Stored items from a collection:
>> START
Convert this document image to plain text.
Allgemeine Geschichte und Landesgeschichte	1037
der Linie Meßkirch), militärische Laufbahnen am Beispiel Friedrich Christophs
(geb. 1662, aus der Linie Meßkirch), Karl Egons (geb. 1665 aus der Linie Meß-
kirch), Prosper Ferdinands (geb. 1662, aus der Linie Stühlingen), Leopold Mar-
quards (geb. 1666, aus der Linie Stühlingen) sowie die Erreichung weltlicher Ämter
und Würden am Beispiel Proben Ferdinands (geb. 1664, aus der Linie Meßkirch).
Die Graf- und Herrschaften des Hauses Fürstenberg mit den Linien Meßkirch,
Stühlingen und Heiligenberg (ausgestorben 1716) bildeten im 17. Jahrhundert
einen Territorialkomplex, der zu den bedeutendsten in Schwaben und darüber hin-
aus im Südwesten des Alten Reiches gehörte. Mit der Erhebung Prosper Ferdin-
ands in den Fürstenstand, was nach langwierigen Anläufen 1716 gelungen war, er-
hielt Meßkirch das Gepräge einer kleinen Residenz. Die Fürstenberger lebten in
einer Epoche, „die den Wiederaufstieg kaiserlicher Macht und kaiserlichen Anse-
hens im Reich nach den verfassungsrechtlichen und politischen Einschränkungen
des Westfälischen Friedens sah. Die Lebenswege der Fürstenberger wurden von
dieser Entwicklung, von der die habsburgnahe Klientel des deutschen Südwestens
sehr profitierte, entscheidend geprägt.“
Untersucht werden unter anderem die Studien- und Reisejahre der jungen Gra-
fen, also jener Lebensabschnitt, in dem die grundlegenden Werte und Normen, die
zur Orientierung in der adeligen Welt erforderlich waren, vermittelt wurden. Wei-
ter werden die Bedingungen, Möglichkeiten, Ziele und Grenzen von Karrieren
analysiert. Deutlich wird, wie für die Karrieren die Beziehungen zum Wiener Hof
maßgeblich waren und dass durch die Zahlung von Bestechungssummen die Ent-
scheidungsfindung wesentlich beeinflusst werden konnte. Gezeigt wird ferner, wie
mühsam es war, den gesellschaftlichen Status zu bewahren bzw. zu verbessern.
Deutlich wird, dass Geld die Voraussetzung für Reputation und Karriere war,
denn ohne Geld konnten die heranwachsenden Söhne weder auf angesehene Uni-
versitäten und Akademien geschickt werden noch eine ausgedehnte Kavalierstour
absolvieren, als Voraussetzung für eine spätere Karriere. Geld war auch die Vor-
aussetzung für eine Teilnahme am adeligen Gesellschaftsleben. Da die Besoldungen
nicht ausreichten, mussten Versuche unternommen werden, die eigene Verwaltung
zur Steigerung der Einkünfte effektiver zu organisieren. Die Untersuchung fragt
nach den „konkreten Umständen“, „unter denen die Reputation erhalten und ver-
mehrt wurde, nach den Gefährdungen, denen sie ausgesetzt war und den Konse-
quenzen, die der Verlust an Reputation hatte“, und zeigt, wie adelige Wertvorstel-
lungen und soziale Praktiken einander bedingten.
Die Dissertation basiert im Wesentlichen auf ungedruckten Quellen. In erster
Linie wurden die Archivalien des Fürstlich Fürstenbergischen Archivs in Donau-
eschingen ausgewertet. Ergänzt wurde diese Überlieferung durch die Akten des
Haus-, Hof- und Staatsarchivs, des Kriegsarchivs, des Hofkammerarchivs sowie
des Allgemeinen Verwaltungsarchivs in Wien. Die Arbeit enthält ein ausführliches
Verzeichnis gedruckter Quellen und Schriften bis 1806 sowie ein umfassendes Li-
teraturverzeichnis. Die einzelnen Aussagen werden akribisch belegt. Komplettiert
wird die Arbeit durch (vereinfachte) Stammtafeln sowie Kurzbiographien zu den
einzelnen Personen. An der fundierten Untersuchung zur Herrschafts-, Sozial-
>> END
THE REQUEST
Scan the listing above and identify each line holding the string "Geld"; copy every such line.

OUTPUT FOR THIS EXERCISE
Deutlich wird, dass Geld die Voraussetzung für Reputation und Karriere war,
denn ohne Geld konnten die heranwachsenden Söhne weder auf angesehene Uni-
absolvieren, als Voraussetzung für eine spätere Karriere. Geld war auch die Vor-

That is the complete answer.